**Problem statement**
Write out all of the data without omission, exactly as shown.

[Data records]
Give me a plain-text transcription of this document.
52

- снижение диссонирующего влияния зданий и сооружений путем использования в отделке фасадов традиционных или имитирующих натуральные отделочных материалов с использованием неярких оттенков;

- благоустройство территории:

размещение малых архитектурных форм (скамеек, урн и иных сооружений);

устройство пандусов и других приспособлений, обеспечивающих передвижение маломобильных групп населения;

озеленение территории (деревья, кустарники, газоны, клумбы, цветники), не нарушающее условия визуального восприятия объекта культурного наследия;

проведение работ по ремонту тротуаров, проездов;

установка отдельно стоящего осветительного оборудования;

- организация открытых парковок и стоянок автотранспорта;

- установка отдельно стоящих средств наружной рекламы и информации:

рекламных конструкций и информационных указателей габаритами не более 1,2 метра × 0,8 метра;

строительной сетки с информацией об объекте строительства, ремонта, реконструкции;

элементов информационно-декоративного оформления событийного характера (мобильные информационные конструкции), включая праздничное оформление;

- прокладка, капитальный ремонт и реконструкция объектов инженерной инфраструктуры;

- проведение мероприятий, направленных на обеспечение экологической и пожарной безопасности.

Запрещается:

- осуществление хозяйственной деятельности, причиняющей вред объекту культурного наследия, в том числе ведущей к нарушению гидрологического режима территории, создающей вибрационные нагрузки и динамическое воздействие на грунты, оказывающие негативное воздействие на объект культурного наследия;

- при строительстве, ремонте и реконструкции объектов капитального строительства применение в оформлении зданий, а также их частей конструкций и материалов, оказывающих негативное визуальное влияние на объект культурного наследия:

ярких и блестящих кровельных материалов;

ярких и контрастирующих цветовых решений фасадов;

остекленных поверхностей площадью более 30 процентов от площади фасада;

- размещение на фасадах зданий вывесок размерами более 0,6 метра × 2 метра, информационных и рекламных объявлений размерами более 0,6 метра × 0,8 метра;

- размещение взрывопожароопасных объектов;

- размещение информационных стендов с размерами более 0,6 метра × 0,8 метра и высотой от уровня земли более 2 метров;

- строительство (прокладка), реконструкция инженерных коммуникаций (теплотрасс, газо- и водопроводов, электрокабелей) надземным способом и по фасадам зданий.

**Solution to this exercise**
Give me a plain-text transcription of this document.
52

- снижение диссонирующего влияния зданий и сооружений путем использования в отделке фасадов традиционных или имитирующих натуральные отделочных материалов с использованием неярких оттенков;

- благоустройство территории:

размещение малых архитектурных форм (скамеек, урн и иных сооружений);

устройство пандусов и других приспособлений, обеспечивающих передвижение маломобильных групп населения;

озеленение территории (деревья, кустарники, газоны, клумбы, цветники), не нарушающее условия визуального восприятия объекта культурного наследия;

проведение работ по ремонту тротуаров, проездов;

установка отдельно стоящего осветительного оборудования;

- организация открытых парковок и стоянок автотранспорта;

- установка отдельно стоящих средств наружной рекламы и информации:

рекламных конструкций и информационных указателей габаритами не более 1,2 метра × 0,8 метра;

строительной сетки с информацией об объекте строительства, ремонта, реконструкции;

элементов информационно-декоративного оформления событийного характера (мобильные информационные конструкции), включая праздничное оформление;

- прокладка, капитальный ремонт и реконструкция объектов инженерной инфраструктуры;

- проведение мероприятий, направленных на обеспечение экологической и пожарной безопасности.

Запрещается:

- осуществление хозяйственной деятельности, причиняющей вред объекту культурного наследия, в том числе ведущей к нарушению гидрологического режима территории, создающей вибрационные нагрузки и динамическое воздействие на грунты, оказывающие негативное воздействие на объект культурного наследия;

- при строительстве, ремонте и реконструкции объектов капитального строительства применение в оформлении зданий, а также их частей конструкций и материалов, оказывающих негативное визуальное влияние на объект культурного наследия:

ярких и блестящих кровельных материалов;

ярких и контрастирующих цветовых решений фасадов;

остекленных поверхностей площадью более 30 процентов от площади фасада;

- размещение на фасадах зданий вывесок размерами более 0,6 метра × 2 метра, информационных и рекламных объявлений размерами более 0,6 метра × 0,8 метра;

- размещение взрывопожароопасных объектов;

- размещение информационных стендов с размерами более 0,6 метра × 0,8 метра и высотой от уровня земли более 2 метров;

- строительство (прокладка), реконструкция инженерных коммуникаций (теплотрасс, газо- и водопроводов, электрокабелей) надземным способом и по фасадам зданий.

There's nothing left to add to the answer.